**WHAT YOU NEED TO DO**: Reproduce the complete listing without any deviation.

**RECORDS TO PROCESS**:
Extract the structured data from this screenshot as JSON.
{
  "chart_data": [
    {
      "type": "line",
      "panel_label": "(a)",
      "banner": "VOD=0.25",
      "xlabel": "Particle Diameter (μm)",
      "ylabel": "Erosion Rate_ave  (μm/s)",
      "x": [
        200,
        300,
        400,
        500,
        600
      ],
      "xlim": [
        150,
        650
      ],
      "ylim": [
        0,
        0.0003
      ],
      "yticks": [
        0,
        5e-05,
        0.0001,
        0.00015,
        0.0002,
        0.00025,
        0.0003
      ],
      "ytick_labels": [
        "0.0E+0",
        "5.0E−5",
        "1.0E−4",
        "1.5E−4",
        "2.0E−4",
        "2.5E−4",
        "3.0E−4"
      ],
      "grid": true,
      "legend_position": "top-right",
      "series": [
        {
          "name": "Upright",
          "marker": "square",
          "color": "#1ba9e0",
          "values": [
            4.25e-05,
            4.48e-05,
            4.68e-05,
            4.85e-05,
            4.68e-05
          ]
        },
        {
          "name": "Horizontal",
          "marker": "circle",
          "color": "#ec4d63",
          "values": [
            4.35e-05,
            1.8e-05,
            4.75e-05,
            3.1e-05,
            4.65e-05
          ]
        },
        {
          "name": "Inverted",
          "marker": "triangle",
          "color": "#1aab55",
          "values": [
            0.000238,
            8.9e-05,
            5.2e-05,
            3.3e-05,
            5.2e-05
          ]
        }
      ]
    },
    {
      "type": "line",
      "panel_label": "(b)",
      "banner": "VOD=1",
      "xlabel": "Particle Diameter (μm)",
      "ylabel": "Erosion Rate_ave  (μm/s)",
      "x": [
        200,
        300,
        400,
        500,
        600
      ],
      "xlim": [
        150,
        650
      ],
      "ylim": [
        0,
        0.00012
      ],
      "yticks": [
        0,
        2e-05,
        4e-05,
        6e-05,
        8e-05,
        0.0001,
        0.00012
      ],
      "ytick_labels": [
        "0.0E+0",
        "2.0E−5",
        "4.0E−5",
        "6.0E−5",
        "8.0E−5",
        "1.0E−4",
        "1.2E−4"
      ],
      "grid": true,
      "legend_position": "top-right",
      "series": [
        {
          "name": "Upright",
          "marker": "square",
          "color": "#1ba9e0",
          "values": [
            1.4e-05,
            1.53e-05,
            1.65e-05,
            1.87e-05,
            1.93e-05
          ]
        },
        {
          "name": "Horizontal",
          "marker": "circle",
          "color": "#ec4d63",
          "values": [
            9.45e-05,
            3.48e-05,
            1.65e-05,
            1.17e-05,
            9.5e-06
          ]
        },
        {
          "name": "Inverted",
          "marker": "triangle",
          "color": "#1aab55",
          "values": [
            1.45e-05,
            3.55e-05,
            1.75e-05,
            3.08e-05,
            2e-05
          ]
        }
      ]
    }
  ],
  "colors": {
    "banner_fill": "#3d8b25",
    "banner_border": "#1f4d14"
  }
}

**WRITTEN ANSWER**:
Extract the structured data from this screenshot as JSON.
{
  "chart_data": [
    {
      "type": "line",
      "panel_label": "(a)",
      "banner": "VOD=0.25",
      "xlabel": "Particle Diameter (μm)",
      "ylabel": "Erosion Rate_ave  (μm/s)",
      "x": [
        200,
        300,
        400,
        500,
        600
      ],
      "xlim": [
        150,
        650
      ],
      "ylim": [
        0,
        0.0003
      ],
      "yticks": [
        0,
        5e-05,
        0.0001,
        0.00015,
        0.0002,
        0.00025,
        0.0003
      ],
      "ytick_labels": [
        "0.0E+0",
        "5.0E−5",
        "1.0E−4",
        "1.5E−4",
        "2.0E−4",
        "2.5E−4",
        "3.0E−4"
      ],
      "grid": true,
      "legend_position": "top-right",
      "series": [
        {
          "name": "Upright",
          "marker": "square",
          "color": "#1ba9e0",
          "values": [
            4.25e-05,
            4.48e-05,
            4.68e-05,
            4.85e-05,
            4.68e-05
          ]
        },
        {
          "name": "Horizontal",
          "marker": "circle",
          "color": "#ec4d63",
          "values": [
            4.35e-05,
            1.8e-05,
            4.75e-05,
            3.1e-05,
            4.65e-05
          ]
        },
        {
          "name": "Inverted",
          "marker": "triangle",
          "color": "#1aab55",
          "values": [
            0.000238,
            8.9e-05,
            5.2e-05,
            3.3e-05,
            5.2e-05
          ]
        }
      ]
    },
    {
      "type": "line",
      "panel_label": "(b)",
      "banner": "VOD=1",
      "xlabel": "Particle Diameter (μm)",
      "ylabel": "Erosion Rate_ave  (μm/s)",
      "x": [
        200,
        300,
        400,
        500,
        600
      ],
      "xlim": [
        150,
        650
      ],
      "ylim": [
        0,
        0.00012
      ],
      "yticks": [
        0,
        2e-05,
        4e-05,
        6e-05,
        8e-05,
        0.0001,
        0.00012
      ],
      "ytick_labels": [
        "0.0E+0",
        "2.0E−5",
        "4.0E−5",
        "6.0E−5",
        "8.0E−5",
        "1.0E−4",
        "1.2E−4"
      ],
      "grid": true,
      "legend_position": "top-right",
      "series": [
        {
          "name": "Upright",
          "marker": "square",
          "color": "#1ba9e0",
          "values": [
            1.4e-05,
            1.53e-05,
            1.65e-05,
            1.87e-05,
            1.93e-05
          ]
        },
        {
          "name": "Horizontal",
          "marker": "circle",
          "color": "#ec4d63",
          "values": [
            9.45e-05,
            3.48e-05,
            1.65e-05,
            1.17e-05,
            9.5e-06
          ]
        },
        {
          "name": "Inverted",
          "marker": "triangle",
          "color": "#1aab55",
          "values": [
            1.45e-05,
            3.55e-05,
            1.75e-05,
            3.08e-05,
            2e-05
          ]
        }
      ]
    }
  ],
  "colors": {
    "banner_fill": "#3d8b25",
    "banner_border": "#1f4d14"
  }
}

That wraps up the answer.